[SHORT EXERCISE]
Starting with the line that holds "Reverse-engineer this chart into JSON.", repeat each line through the last one below, exactly. Pictures stay out.

[EXTRACTED MATERIAL]
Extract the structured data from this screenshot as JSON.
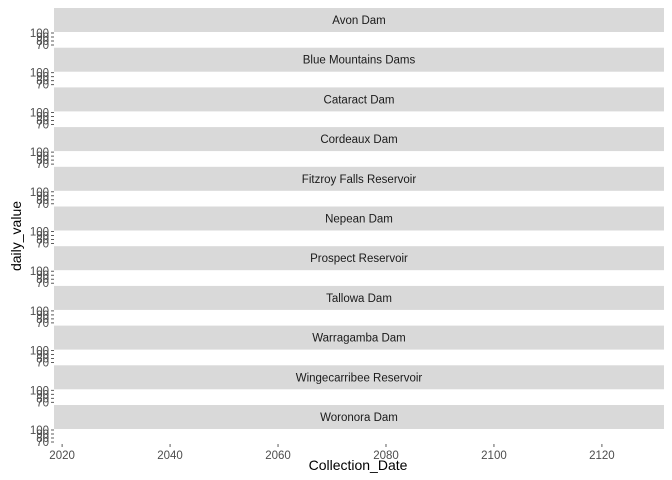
{
  "chart_data": {
    "type": "line",
    "xlabel": "Collection_Date",
    "ylabel": "daily_value",
    "x_ticks": [
      "2020",
      "2040",
      "2060",
      "2080",
      "2100",
      "2120"
    ],
    "x_tick_values": [
      2020,
      2040,
      2060,
      2080,
      2100,
      2120
    ],
    "xlim": [
      2018.5,
      2131.5
    ],
    "y_ticks": [
      "70",
      "80",
      "90",
      "100"
    ],
    "y_tick_values": [
      70,
      80,
      90,
      100
    ],
    "ylim": [
      70,
      100
    ],
    "grid": false,
    "facets": [
      "Avon Dam",
      "Blue Mountains Dams",
      "Cataract Dam",
      "Cordeaux Dam",
      "Fitzroy Falls Reservoir",
      "Nepean Dam",
      "Prospect Reservoir",
      "Tallowa Dam",
      "Warragamba Dam",
      "Wingecarribee Reservoir",
      "Woronora Dam"
    ],
    "colors": {
      "strip_fill": "#d9d9d9",
      "tick": "#333333",
      "tick_text": "#4d4d4d"
    }
  }
}
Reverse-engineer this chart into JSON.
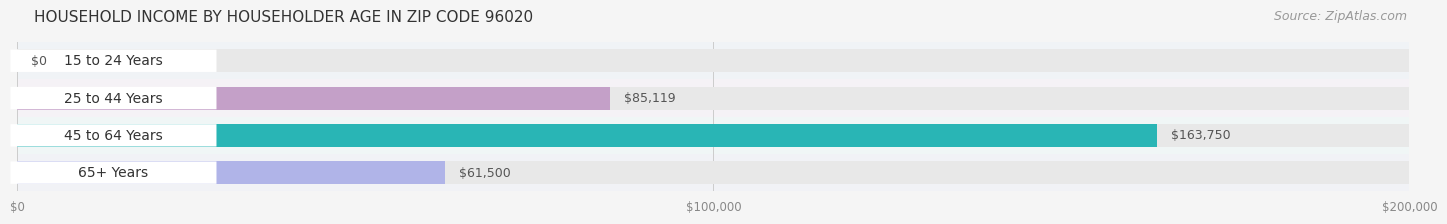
{
  "title": "HOUSEHOLD INCOME BY HOUSEHOLDER AGE IN ZIP CODE 96020",
  "source": "Source: ZipAtlas.com",
  "categories": [
    "15 to 24 Years",
    "25 to 44 Years",
    "45 to 64 Years",
    "65+ Years"
  ],
  "values": [
    0,
    85119,
    163750,
    61500
  ],
  "value_labels": [
    "$0",
    "$85,119",
    "$163,750",
    "$61,500"
  ],
  "bar_colors": [
    "#a8c4e0",
    "#c4a0c8",
    "#29b5b5",
    "#b0b4e8"
  ],
  "bar_bg_color": "#e8e8e8",
  "background_color": "#f5f5f5",
  "row_bg_colors": [
    "#f0f4f8",
    "#f5f0f8",
    "#eef8f8",
    "#f0f0f8"
  ],
  "xlim": [
    0,
    200000
  ],
  "xticks": [
    0,
    100000,
    200000
  ],
  "xtick_labels": [
    "$0",
    "$100,000",
    "$200,000"
  ],
  "title_fontsize": 11,
  "source_fontsize": 9,
  "label_fontsize": 10,
  "value_fontsize": 9,
  "bar_height": 0.62,
  "label_color": "#333333",
  "value_label_color_inside": "#ffffff",
  "value_label_color_outside": "#555555",
  "grid_color": "#cccccc",
  "tick_color": "#888888"
}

[FINISHED EXERCISE]
Reverse-engineer this chart into JSON.
{
  "title": "HOUSEHOLD INCOME BY HOUSEHOLDER AGE IN ZIP CODE 96020",
  "source": "Source: ZipAtlas.com",
  "categories": [
    "15 to 24 Years",
    "25 to 44 Years",
    "45 to 64 Years",
    "65+ Years"
  ],
  "values": [
    0,
    85119,
    163750,
    61500
  ],
  "value_labels": [
    "$0",
    "$85,119",
    "$163,750",
    "$61,500"
  ],
  "bar_colors": [
    "#a8c4e0",
    "#c4a0c8",
    "#29b5b5",
    "#b0b4e8"
  ],
  "bar_bg_color": "#e8e8e8",
  "background_color": "#f5f5f5",
  "row_bg_colors": [
    "#f0f4f8",
    "#f5f0f8",
    "#eef8f8",
    "#f0f0f8"
  ],
  "xlim": [
    0,
    200000
  ],
  "xticks": [
    0,
    100000,
    200000
  ],
  "xtick_labels": [
    "$0",
    "$100,000",
    "$200,000"
  ],
  "title_fontsize": 11,
  "source_fontsize": 9,
  "label_fontsize": 10,
  "value_fontsize": 9,
  "bar_height": 0.62,
  "label_color": "#333333",
  "value_label_color_inside": "#ffffff",
  "value_label_color_outside": "#555555",
  "grid_color": "#cccccc",
  "tick_color": "#888888"
}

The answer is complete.